REQUIRED WORK:
Work out how many lines in the entries below include the word "sqft". Give nothing but the number.

RECORDS SUPPLIED:
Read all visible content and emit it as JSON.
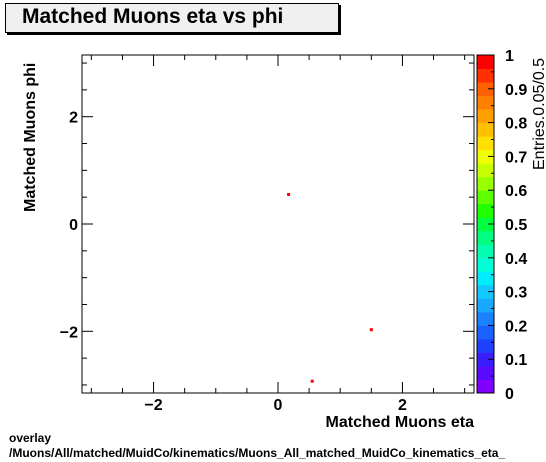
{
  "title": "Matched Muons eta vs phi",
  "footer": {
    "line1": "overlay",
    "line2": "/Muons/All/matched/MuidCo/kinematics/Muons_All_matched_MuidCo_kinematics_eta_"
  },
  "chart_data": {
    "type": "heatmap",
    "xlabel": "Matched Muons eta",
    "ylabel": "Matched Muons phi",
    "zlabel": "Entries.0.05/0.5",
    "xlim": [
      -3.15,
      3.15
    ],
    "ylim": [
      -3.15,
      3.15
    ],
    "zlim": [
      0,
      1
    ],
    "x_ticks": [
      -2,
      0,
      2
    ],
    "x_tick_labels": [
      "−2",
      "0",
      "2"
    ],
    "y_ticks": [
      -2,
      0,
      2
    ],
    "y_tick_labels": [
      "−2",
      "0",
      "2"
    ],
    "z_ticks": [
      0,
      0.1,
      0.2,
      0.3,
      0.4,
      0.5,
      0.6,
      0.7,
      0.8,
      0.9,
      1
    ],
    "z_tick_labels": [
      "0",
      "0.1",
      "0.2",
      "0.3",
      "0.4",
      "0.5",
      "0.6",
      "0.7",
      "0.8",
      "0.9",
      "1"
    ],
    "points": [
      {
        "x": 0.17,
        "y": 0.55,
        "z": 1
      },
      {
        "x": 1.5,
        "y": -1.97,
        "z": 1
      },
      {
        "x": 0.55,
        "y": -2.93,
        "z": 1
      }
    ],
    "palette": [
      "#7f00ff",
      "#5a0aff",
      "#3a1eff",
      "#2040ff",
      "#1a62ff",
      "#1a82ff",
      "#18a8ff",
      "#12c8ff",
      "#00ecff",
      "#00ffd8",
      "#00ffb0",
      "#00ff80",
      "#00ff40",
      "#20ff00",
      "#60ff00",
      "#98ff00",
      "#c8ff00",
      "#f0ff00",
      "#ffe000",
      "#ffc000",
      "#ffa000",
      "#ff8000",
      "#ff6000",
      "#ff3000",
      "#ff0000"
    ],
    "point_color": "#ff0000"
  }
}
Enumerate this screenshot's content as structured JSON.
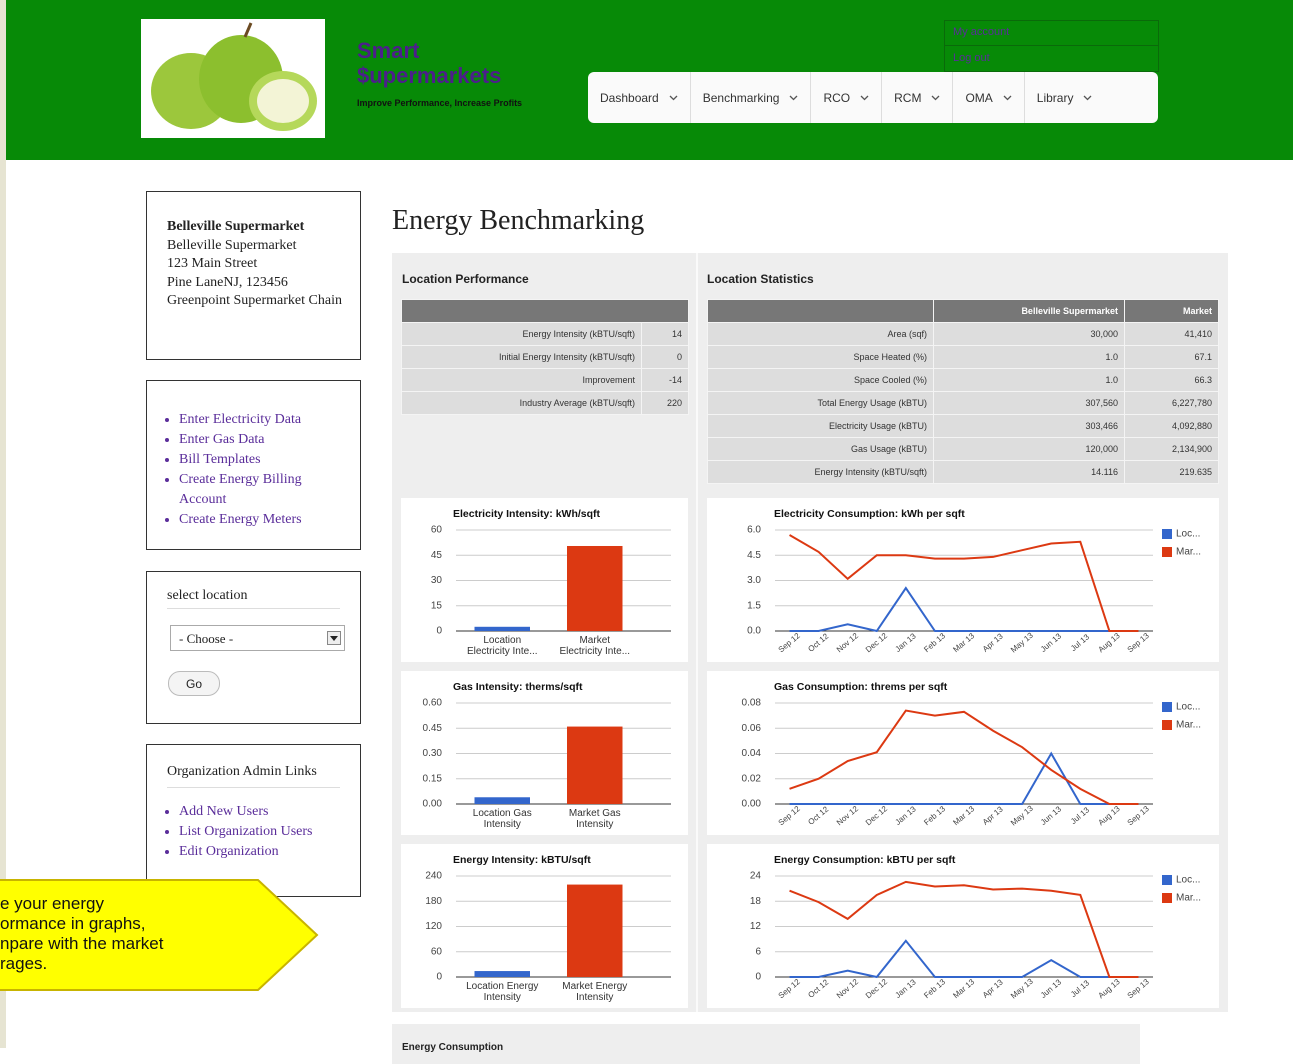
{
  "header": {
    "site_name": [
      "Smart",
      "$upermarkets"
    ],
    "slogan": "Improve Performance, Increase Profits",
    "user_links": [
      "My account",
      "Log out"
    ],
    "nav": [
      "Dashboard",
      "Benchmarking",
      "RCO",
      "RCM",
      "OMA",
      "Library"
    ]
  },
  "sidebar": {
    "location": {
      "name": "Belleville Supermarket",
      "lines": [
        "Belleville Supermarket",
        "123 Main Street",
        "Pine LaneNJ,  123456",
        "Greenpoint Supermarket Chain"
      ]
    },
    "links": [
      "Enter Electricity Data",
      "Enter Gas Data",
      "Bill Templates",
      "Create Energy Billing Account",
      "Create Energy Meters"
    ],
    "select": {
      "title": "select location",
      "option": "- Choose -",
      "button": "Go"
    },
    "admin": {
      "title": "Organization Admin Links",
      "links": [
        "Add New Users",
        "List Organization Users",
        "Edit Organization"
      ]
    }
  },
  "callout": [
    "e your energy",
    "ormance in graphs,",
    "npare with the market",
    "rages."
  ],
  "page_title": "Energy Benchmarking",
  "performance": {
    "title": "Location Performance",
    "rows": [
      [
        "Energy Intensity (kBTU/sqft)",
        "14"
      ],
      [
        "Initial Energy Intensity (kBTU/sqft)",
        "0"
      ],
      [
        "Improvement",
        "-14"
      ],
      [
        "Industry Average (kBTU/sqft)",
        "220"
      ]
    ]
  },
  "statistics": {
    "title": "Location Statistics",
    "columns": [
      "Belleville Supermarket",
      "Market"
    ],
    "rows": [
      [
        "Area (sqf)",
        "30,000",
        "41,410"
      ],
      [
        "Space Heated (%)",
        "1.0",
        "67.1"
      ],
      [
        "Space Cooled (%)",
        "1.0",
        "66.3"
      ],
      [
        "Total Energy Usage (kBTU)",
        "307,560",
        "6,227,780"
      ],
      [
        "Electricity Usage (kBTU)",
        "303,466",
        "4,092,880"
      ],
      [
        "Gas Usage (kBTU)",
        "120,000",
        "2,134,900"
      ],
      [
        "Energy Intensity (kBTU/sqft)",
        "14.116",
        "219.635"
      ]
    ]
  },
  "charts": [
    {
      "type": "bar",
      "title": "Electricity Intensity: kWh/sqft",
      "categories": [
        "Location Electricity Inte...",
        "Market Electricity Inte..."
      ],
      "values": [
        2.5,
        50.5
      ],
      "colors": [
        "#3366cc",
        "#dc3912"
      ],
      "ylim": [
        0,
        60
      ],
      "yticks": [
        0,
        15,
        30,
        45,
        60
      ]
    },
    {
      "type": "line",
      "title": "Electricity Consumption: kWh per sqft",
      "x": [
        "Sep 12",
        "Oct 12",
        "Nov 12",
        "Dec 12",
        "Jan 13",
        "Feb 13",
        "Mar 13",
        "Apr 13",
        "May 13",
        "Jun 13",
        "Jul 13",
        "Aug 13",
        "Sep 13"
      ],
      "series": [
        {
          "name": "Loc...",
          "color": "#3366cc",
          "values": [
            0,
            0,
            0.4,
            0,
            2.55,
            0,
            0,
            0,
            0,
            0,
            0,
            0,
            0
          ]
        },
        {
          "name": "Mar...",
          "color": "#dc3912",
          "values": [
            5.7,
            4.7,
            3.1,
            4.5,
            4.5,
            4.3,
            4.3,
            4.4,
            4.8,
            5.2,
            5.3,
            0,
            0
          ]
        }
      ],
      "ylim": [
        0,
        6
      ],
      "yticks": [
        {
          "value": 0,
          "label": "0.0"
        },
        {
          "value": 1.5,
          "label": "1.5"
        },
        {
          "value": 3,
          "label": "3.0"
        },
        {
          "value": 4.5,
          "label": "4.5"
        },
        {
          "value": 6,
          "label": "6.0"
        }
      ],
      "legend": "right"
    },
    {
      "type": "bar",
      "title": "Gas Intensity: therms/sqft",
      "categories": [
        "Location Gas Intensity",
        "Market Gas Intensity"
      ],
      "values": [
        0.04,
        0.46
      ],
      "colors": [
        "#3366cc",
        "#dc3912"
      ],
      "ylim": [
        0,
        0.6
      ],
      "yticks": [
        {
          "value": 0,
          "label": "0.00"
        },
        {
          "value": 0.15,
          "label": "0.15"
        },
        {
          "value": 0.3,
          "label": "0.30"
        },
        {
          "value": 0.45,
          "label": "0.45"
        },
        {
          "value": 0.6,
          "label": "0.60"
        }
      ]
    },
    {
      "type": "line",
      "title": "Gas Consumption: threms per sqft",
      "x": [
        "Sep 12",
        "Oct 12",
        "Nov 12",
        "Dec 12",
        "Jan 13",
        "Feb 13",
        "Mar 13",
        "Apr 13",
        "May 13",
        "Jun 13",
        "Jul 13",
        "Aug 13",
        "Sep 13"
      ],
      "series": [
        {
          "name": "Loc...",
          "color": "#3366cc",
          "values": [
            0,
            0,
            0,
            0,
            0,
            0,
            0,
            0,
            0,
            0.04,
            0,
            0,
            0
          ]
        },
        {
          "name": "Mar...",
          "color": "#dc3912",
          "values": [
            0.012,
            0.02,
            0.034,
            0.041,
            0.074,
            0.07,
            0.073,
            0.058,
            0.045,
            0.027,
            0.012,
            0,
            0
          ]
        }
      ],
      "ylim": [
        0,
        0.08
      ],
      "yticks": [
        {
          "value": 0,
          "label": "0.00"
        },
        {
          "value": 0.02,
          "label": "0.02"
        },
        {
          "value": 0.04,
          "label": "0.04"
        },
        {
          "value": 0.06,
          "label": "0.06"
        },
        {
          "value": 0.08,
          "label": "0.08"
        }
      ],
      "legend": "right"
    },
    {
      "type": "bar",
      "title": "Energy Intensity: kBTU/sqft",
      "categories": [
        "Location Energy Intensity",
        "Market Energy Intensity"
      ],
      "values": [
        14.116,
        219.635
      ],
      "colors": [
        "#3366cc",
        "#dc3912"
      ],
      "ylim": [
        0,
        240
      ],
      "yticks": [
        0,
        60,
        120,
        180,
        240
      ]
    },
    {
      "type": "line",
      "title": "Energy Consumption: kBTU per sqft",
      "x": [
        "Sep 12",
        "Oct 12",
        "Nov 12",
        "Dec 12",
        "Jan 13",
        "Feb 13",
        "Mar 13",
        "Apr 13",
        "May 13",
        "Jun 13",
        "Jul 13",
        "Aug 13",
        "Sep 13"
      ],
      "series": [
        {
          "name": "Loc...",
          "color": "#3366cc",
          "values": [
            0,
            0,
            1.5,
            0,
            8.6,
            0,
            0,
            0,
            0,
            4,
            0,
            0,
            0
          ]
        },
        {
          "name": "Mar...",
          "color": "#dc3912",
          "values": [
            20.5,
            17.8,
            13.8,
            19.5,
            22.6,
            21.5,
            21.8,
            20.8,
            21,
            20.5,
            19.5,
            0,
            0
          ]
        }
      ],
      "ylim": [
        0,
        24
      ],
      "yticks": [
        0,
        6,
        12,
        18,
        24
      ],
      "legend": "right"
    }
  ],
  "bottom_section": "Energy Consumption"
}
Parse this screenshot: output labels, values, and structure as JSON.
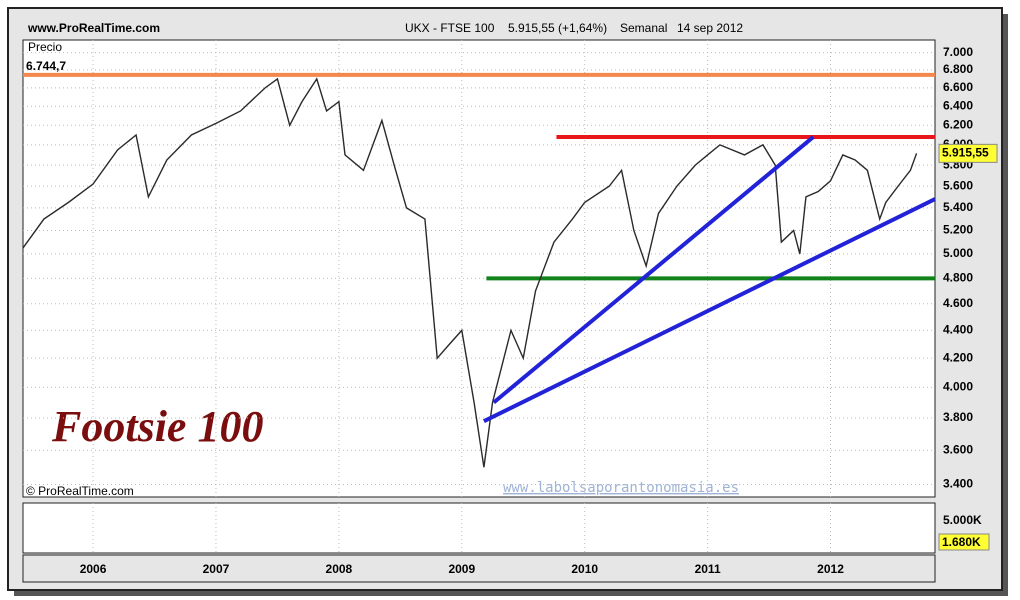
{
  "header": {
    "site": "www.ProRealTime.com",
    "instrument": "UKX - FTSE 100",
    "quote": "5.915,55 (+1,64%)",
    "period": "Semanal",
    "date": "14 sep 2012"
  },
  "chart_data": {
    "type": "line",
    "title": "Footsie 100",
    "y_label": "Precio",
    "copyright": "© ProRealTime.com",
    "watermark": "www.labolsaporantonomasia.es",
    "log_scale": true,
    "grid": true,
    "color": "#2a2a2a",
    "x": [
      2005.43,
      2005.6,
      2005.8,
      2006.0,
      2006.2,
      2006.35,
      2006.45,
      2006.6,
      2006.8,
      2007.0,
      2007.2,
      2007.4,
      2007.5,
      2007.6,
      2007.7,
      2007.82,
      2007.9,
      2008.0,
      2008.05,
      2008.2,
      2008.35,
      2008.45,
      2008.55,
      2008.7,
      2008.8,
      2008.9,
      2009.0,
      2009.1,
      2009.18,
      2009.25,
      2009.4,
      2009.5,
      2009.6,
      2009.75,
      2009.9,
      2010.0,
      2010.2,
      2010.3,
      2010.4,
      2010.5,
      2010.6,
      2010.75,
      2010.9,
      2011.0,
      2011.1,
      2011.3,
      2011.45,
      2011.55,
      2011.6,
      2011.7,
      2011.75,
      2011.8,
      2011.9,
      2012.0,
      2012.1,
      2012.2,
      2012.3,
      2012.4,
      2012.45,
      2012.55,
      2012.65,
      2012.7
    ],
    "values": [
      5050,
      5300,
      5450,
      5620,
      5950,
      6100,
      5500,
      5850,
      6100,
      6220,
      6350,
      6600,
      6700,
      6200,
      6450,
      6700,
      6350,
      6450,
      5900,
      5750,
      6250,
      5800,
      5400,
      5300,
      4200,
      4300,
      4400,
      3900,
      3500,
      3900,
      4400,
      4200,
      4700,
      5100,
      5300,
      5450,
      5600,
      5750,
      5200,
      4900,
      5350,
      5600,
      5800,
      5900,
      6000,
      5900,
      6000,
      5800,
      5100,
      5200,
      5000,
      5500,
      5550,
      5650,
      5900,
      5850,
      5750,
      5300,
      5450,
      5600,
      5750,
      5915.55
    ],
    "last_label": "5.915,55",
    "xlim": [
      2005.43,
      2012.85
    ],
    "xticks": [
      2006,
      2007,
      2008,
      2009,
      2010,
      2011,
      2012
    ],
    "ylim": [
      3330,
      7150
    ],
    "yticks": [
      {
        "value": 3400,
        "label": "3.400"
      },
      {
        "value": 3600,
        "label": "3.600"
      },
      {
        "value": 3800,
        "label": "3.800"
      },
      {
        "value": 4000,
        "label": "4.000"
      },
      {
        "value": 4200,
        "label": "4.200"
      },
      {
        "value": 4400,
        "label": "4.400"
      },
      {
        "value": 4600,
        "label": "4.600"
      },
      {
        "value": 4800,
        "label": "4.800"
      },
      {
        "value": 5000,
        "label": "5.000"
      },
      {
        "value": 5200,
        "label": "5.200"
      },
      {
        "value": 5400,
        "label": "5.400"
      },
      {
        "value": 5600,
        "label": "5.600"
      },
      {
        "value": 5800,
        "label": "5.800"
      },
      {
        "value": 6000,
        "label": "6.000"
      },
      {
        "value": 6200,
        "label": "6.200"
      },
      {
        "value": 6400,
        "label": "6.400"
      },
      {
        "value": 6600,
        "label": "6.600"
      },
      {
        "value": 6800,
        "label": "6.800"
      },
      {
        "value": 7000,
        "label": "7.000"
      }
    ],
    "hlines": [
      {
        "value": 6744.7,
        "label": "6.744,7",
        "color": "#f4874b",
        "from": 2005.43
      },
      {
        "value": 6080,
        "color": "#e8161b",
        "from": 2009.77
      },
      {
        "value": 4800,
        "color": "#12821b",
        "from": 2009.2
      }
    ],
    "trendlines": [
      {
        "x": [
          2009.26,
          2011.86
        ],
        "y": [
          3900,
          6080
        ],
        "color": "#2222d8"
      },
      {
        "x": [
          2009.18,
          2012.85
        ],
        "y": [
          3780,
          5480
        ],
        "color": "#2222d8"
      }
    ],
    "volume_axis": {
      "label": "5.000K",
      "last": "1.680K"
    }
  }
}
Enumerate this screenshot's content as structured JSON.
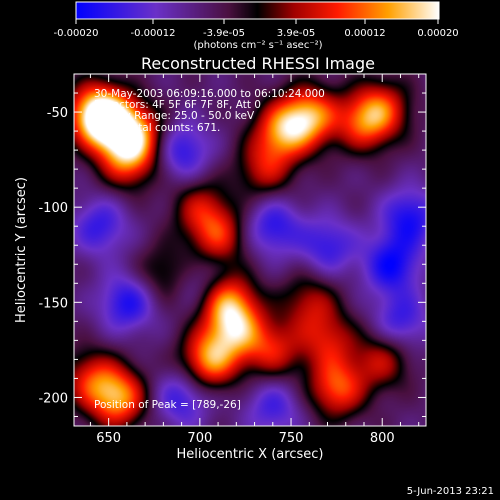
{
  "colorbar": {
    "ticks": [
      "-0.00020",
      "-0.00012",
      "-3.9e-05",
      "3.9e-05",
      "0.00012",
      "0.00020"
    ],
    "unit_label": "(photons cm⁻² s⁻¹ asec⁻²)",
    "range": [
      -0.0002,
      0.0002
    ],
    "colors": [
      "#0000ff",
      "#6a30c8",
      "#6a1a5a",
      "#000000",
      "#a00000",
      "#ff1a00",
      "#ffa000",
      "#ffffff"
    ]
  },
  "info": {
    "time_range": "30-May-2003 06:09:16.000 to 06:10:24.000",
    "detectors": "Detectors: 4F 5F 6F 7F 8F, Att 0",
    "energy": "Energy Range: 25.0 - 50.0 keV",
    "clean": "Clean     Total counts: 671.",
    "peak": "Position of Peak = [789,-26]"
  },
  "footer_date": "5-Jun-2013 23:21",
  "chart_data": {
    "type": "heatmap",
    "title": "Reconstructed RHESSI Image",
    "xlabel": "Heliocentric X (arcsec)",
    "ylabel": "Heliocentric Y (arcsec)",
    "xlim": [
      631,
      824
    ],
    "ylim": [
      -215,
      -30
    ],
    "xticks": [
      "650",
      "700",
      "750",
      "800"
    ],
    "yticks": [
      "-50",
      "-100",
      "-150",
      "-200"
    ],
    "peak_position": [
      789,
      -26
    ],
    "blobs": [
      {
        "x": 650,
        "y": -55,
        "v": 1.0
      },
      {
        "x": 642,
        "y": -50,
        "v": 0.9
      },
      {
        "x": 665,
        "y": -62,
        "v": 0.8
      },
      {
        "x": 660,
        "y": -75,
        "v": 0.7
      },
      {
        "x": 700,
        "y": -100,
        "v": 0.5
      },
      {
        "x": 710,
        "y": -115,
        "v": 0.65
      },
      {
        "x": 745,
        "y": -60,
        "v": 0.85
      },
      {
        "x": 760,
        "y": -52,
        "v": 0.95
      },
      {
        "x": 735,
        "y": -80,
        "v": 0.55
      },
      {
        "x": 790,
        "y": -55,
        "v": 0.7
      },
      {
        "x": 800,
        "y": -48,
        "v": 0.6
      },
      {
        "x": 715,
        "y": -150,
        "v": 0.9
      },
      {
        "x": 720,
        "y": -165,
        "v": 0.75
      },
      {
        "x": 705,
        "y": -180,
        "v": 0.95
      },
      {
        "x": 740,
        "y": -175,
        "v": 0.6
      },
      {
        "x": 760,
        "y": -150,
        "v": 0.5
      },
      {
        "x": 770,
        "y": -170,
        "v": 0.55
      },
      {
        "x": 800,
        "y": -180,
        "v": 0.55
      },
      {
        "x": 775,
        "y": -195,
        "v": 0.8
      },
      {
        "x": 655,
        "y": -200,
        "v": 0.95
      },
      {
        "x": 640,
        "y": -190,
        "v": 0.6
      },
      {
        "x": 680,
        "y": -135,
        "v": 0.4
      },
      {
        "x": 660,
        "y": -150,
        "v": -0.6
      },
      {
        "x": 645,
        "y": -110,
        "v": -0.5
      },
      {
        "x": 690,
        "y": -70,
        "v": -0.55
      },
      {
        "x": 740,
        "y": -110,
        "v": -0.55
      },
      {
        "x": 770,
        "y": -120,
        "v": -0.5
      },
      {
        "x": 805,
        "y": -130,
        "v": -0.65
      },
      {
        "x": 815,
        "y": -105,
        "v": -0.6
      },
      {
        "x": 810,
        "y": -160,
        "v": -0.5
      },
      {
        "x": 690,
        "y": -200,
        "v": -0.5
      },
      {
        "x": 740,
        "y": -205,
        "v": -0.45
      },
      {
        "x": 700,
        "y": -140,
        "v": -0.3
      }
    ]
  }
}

TASK ANSWER:
10